What to work on
Extract the whole listing as it stands. Do not include the pictures.

[Records]
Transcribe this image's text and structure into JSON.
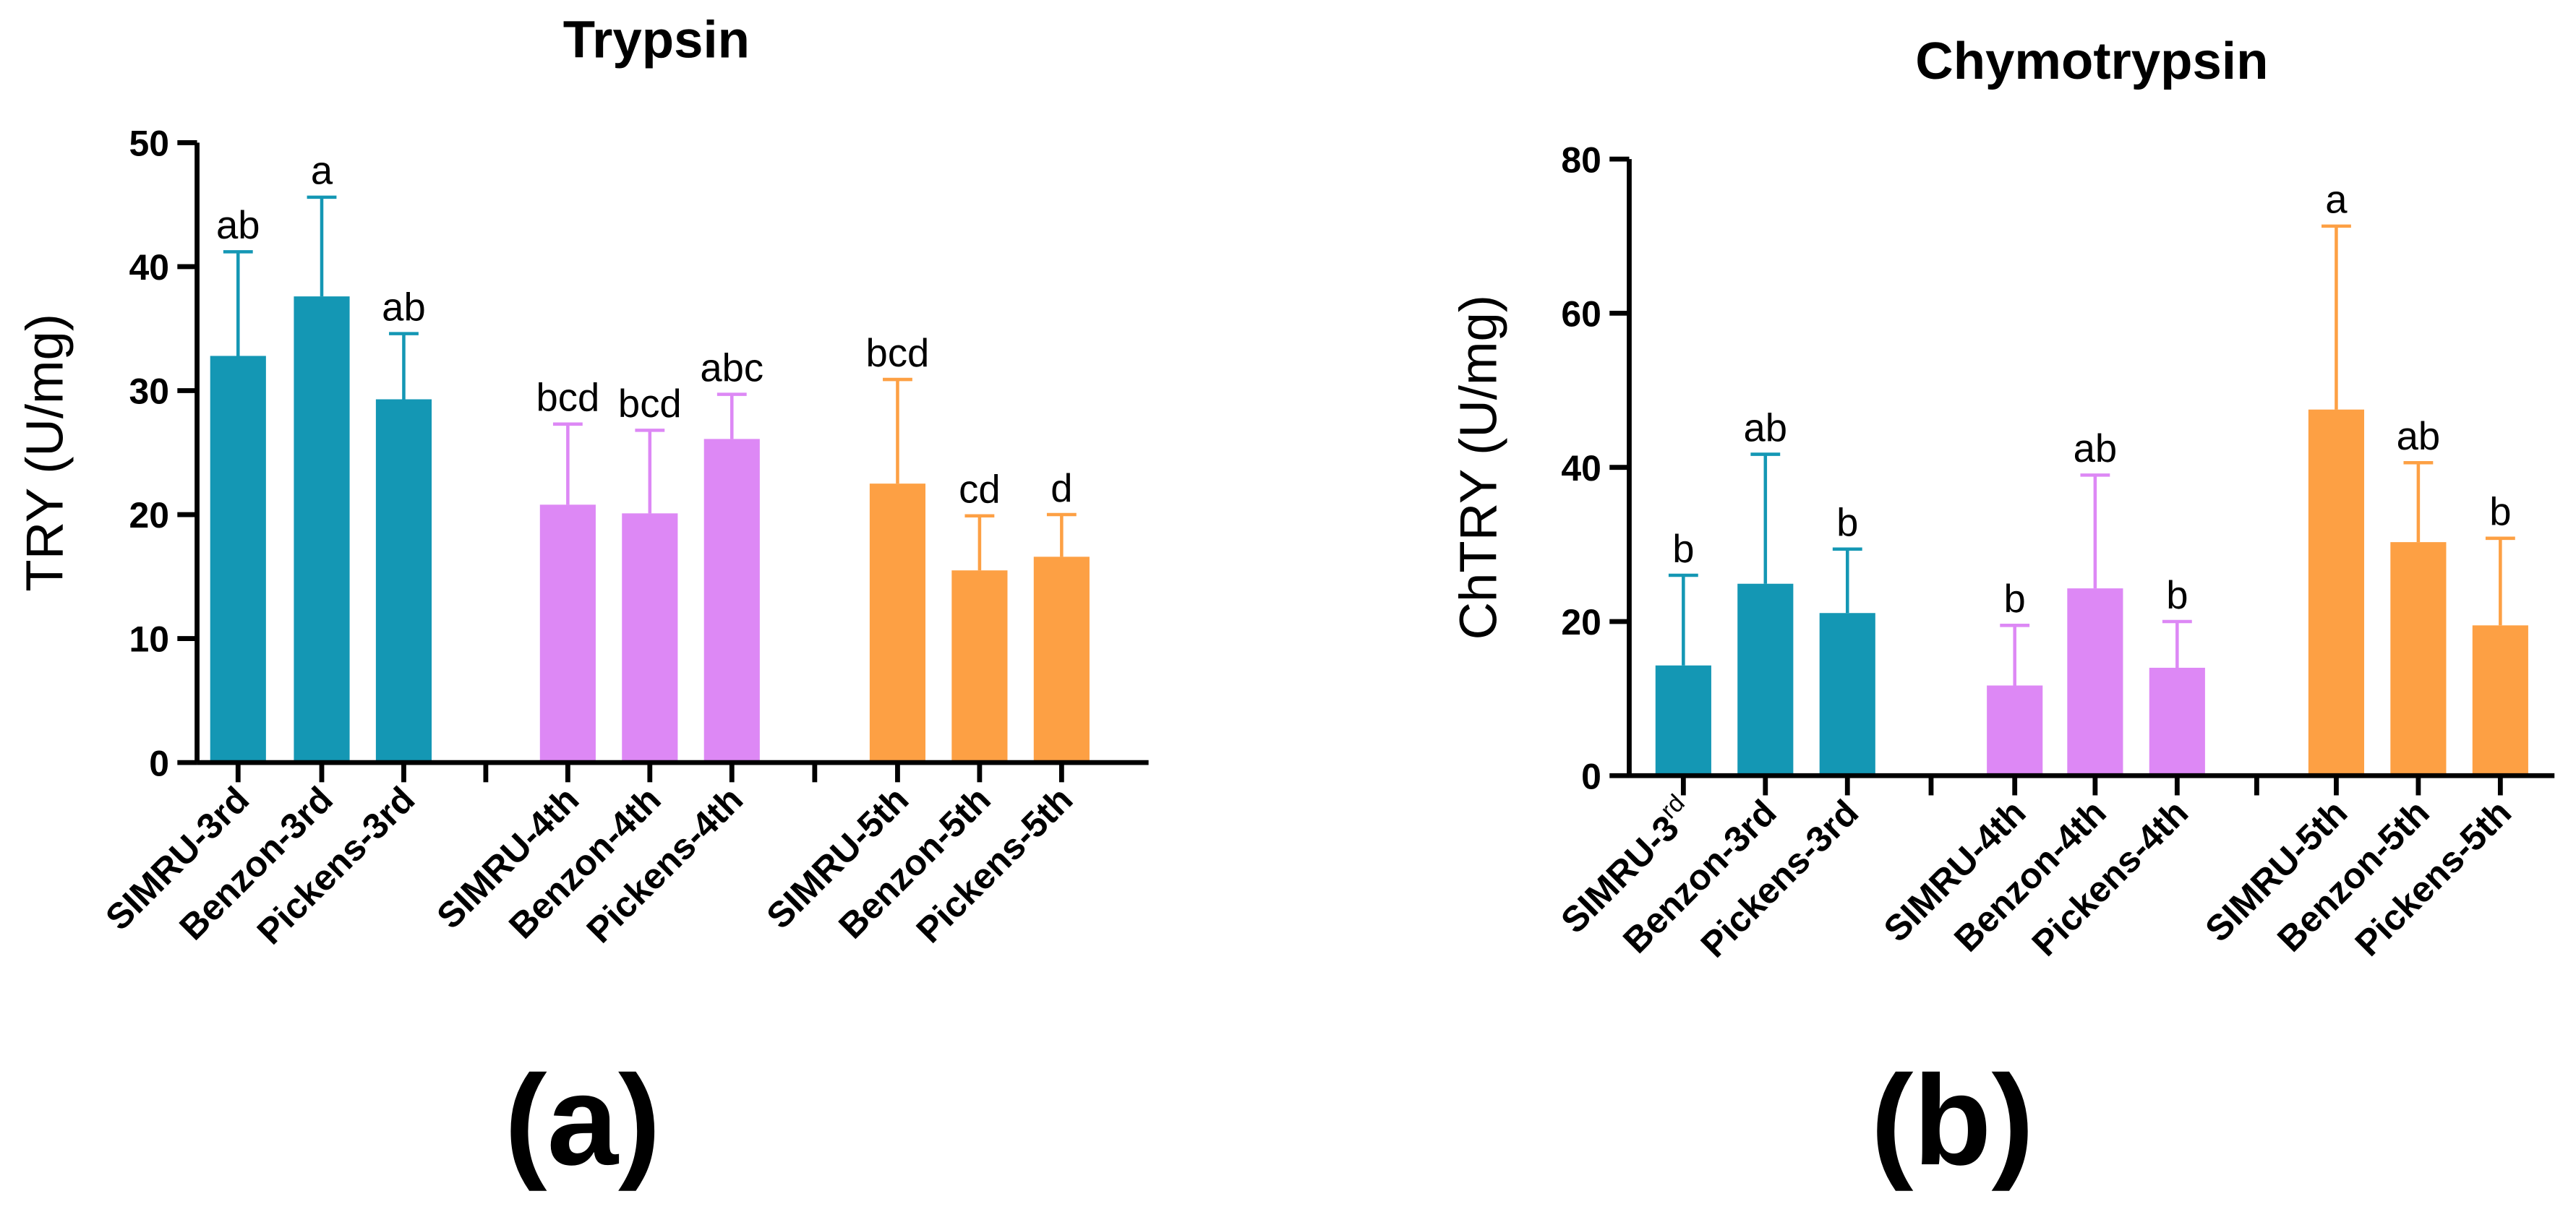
{
  "colors": {
    "3rd": "#1497b4",
    "4th": "#dd88f5",
    "5th": "#fda044"
  },
  "chart_data": [
    {
      "type": "bar",
      "title": "Trypsin",
      "panel": "(a)",
      "ylabel": "TRY (U/mg)",
      "ylim": [
        0,
        50
      ],
      "yticks": [
        0,
        10,
        20,
        30,
        40,
        50
      ],
      "categories": [
        "SIMRU-3rd",
        "Benzon-3rd",
        "Pickens-3rd",
        "SIMRU-4th",
        "Benzon-4th",
        "Pickens-4th",
        "SIMRU-5th",
        "Benzon-5th",
        "Pickens-5th"
      ],
      "groups": [
        "3rd",
        "3rd",
        "3rd",
        "4th",
        "4th",
        "4th",
        "5th",
        "5th",
        "5th"
      ],
      "values": [
        32.8,
        37.6,
        29.3,
        20.8,
        20.1,
        26.1,
        22.5,
        15.5,
        16.6
      ],
      "error_upper": [
        41.2,
        45.6,
        34.6,
        27.3,
        26.8,
        29.7,
        30.9,
        19.9,
        20.0
      ],
      "significance": [
        "ab",
        "a",
        "ab",
        "bcd",
        "bcd",
        "abc",
        "bcd",
        "cd",
        "d"
      ]
    },
    {
      "type": "bar",
      "title": "Chymotrypsin",
      "panel": "(b)",
      "ylabel": "ChTRY (U/mg)",
      "ylim": [
        0,
        80
      ],
      "yticks": [
        0,
        20,
        40,
        60,
        80
      ],
      "categories": [
        "SIMRU-3rd",
        "Benzon-3rd",
        "Pickens-3rd",
        "SIMRU-4th",
        "Benzon-4th",
        "Pickens-4th",
        "SIMRU-5th",
        "Benzon-5th",
        "Pickens-5th"
      ],
      "groups": [
        "3rd",
        "3rd",
        "3rd",
        "4th",
        "4th",
        "4th",
        "5th",
        "5th",
        "5th"
      ],
      "values": [
        14.3,
        24.9,
        21.1,
        11.7,
        24.3,
        14.0,
        47.5,
        30.3,
        19.5
      ],
      "error_upper": [
        26.0,
        41.7,
        29.4,
        19.5,
        39.0,
        20.0,
        71.3,
        40.6,
        30.8
      ],
      "significance": [
        "b",
        "ab",
        "b",
        "b",
        "ab",
        "b",
        "a",
        "ab",
        "b"
      ]
    }
  ]
}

Response
Transcribe this image's text and structure into JSON.
{
  "colors": {
    "3rd": "#1497b4",
    "4th": "#dd88f5",
    "5th": "#fda044"
  },
  "chart_data": [
    {
      "type": "bar",
      "title": "Trypsin",
      "panel": "(a)",
      "ylabel": "TRY (U/mg)",
      "ylim": [
        0,
        50
      ],
      "yticks": [
        0,
        10,
        20,
        30,
        40,
        50
      ],
      "categories": [
        "SIMRU-3rd",
        "Benzon-3rd",
        "Pickens-3rd",
        "SIMRU-4th",
        "Benzon-4th",
        "Pickens-4th",
        "SIMRU-5th",
        "Benzon-5th",
        "Pickens-5th"
      ],
      "groups": [
        "3rd",
        "3rd",
        "3rd",
        "4th",
        "4th",
        "4th",
        "5th",
        "5th",
        "5th"
      ],
      "values": [
        32.8,
        37.6,
        29.3,
        20.8,
        20.1,
        26.1,
        22.5,
        15.5,
        16.6
      ],
      "error_upper": [
        41.2,
        45.6,
        34.6,
        27.3,
        26.8,
        29.7,
        30.9,
        19.9,
        20.0
      ],
      "significance": [
        "ab",
        "a",
        "ab",
        "bcd",
        "bcd",
        "abc",
        "bcd",
        "cd",
        "d"
      ]
    },
    {
      "type": "bar",
      "title": "Chymotrypsin",
      "panel": "(b)",
      "ylabel": "ChTRY (U/mg)",
      "ylim": [
        0,
        80
      ],
      "yticks": [
        0,
        20,
        40,
        60,
        80
      ],
      "categories": [
        "SIMRU-3rd",
        "Benzon-3rd",
        "Pickens-3rd",
        "SIMRU-4th",
        "Benzon-4th",
        "Pickens-4th",
        "SIMRU-5th",
        "Benzon-5th",
        "Pickens-5th"
      ],
      "groups": [
        "3rd",
        "3rd",
        "3rd",
        "4th",
        "4th",
        "4th",
        "5th",
        "5th",
        "5th"
      ],
      "values": [
        14.3,
        24.9,
        21.1,
        11.7,
        24.3,
        14.0,
        47.5,
        30.3,
        19.5
      ],
      "error_upper": [
        26.0,
        41.7,
        29.4,
        19.5,
        39.0,
        20.0,
        71.3,
        40.6,
        30.8
      ],
      "significance": [
        "b",
        "ab",
        "b",
        "b",
        "ab",
        "b",
        "a",
        "ab",
        "b"
      ]
    }
  ]
}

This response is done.